• _Set exercise_
Count how many lines of the records below contain the string "name", with case counting. Reply with the number alone.

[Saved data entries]
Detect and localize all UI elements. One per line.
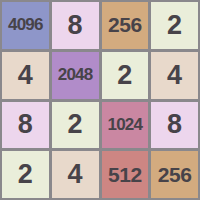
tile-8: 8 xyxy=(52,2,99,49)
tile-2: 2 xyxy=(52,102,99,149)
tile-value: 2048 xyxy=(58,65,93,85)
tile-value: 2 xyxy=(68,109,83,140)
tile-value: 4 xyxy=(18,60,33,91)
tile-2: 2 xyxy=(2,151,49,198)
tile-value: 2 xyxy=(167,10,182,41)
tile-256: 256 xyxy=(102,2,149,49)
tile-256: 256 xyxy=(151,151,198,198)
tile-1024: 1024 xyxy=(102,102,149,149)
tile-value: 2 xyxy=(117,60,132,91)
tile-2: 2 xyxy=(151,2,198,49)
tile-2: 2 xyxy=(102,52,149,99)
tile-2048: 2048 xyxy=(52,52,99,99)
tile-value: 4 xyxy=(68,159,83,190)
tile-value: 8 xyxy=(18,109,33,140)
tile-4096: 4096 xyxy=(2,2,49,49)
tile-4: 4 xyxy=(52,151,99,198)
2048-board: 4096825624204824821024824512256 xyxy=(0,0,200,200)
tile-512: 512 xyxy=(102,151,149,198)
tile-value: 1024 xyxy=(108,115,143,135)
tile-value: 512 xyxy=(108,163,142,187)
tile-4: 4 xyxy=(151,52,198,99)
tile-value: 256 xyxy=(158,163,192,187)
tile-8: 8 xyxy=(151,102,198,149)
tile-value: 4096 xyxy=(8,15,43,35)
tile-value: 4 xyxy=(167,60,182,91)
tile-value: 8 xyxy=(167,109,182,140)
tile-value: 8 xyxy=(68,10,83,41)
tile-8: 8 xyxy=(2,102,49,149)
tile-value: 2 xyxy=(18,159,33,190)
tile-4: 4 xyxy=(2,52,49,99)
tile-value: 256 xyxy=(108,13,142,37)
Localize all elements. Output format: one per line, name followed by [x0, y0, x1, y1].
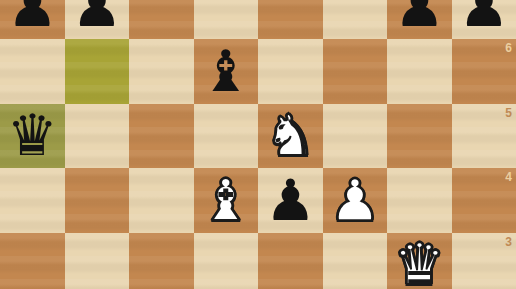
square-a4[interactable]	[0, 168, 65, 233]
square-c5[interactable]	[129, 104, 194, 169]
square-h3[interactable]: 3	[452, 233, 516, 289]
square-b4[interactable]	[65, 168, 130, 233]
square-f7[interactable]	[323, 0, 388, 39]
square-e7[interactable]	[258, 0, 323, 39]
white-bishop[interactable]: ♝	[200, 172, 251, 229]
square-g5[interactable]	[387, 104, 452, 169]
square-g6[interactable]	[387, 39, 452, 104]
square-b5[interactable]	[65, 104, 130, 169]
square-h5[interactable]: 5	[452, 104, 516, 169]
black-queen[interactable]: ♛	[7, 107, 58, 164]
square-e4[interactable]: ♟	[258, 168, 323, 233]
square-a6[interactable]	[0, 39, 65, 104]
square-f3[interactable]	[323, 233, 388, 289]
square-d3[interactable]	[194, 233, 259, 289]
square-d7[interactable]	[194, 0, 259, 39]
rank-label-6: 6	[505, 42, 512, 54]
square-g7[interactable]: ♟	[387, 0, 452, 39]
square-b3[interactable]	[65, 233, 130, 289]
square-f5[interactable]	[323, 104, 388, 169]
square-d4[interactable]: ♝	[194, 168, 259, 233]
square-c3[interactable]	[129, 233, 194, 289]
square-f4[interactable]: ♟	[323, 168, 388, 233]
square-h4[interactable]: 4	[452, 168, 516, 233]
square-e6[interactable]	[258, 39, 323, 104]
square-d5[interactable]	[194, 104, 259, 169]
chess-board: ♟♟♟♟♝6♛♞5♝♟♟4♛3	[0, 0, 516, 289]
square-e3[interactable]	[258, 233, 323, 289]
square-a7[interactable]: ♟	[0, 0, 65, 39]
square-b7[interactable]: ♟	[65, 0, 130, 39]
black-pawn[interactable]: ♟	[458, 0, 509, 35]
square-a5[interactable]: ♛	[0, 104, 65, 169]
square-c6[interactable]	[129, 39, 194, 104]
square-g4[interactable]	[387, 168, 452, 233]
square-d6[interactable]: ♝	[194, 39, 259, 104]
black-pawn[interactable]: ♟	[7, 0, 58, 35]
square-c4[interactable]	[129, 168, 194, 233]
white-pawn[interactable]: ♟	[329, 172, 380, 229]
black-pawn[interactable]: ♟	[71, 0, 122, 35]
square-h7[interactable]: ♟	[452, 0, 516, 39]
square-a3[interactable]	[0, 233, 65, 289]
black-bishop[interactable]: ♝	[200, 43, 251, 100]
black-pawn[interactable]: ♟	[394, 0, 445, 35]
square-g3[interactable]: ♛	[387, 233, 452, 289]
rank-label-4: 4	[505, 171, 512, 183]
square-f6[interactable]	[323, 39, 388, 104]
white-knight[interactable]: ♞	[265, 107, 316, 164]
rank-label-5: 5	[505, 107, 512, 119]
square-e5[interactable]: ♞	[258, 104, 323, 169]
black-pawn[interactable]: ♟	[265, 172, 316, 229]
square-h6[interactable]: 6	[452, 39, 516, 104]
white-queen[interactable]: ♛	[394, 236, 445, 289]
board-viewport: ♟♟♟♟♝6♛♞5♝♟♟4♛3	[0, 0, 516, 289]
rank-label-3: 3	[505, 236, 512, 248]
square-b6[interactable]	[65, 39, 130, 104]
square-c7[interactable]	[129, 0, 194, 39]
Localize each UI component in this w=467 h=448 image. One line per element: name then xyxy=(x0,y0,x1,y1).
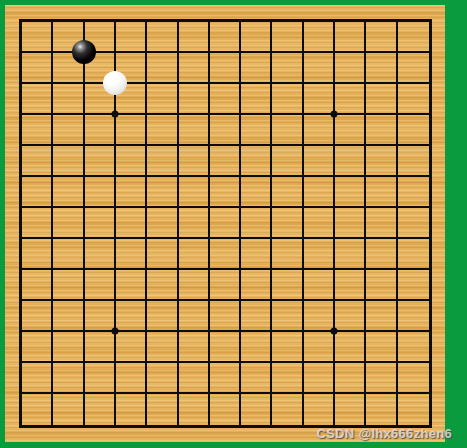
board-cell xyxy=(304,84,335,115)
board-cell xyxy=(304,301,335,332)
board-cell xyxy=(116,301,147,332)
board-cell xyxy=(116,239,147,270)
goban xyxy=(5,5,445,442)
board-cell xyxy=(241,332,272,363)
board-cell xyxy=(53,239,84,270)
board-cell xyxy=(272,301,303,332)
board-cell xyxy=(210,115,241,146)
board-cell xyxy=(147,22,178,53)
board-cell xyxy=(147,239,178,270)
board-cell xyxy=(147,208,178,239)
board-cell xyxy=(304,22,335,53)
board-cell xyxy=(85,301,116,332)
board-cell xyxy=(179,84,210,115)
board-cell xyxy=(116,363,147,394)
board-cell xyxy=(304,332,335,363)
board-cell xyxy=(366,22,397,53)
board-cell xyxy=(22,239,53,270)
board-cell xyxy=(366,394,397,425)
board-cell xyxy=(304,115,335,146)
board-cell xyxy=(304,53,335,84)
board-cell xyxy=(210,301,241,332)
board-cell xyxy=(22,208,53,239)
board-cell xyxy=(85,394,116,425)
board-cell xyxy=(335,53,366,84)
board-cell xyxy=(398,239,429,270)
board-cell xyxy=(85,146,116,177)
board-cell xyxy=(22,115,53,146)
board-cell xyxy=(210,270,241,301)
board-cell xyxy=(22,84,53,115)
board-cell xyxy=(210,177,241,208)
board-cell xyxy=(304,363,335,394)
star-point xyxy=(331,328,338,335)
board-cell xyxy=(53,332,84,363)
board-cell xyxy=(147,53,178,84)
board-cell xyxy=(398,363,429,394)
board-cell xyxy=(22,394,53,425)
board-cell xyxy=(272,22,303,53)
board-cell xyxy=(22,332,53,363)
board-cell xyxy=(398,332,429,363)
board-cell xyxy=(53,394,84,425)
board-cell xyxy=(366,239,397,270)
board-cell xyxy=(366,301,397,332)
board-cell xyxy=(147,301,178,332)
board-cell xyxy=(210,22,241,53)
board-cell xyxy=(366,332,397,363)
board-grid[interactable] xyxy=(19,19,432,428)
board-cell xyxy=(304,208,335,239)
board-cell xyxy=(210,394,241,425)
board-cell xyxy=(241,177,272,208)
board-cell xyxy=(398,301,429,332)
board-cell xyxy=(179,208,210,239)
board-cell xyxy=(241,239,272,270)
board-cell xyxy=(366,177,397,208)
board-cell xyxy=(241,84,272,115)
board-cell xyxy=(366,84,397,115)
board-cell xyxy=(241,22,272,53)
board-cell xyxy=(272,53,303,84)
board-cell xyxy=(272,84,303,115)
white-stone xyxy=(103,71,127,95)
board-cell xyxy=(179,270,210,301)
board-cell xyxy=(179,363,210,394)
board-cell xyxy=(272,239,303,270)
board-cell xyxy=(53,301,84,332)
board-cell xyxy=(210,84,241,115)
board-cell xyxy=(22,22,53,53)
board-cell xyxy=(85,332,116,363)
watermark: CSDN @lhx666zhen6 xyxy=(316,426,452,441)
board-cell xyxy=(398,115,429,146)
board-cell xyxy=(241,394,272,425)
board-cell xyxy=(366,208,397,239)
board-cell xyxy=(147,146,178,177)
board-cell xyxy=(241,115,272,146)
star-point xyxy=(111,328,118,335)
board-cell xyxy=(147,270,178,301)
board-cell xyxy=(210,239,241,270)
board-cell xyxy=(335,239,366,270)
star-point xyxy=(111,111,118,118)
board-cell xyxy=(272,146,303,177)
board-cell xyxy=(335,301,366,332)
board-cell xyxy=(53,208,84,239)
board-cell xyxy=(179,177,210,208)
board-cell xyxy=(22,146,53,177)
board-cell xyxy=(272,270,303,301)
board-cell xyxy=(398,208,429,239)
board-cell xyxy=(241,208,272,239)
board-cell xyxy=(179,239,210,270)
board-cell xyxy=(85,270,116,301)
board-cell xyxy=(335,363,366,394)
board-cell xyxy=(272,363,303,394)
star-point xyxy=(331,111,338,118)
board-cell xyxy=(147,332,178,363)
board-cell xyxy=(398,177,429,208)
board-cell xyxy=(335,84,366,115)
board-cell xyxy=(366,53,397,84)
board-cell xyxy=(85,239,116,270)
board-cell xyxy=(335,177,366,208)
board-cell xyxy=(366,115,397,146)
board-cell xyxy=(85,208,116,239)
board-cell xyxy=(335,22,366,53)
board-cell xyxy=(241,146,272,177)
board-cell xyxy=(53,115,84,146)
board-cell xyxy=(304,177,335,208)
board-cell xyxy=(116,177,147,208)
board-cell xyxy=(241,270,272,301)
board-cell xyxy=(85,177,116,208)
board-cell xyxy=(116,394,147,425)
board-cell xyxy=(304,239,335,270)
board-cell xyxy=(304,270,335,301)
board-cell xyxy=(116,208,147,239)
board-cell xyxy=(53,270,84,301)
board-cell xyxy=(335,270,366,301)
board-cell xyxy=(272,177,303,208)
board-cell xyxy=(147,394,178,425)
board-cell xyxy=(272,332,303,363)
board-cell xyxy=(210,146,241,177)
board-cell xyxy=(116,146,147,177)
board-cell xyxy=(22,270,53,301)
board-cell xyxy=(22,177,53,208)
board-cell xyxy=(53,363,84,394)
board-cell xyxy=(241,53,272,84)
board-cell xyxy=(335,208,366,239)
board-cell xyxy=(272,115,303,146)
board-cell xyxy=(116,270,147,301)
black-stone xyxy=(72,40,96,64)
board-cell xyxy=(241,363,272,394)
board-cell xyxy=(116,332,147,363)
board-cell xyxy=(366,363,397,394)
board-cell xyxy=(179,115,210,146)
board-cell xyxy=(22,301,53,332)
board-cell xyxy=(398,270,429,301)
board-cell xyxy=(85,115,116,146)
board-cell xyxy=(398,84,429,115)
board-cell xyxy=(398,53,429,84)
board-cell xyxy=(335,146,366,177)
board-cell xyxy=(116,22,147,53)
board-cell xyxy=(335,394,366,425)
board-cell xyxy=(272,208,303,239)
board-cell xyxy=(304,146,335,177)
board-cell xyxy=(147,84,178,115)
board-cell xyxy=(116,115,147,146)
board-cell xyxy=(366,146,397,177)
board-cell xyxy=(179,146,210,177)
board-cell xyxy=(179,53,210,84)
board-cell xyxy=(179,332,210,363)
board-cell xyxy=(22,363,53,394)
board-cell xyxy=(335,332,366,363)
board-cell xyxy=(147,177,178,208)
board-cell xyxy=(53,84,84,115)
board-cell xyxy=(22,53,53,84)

• _Task output_
2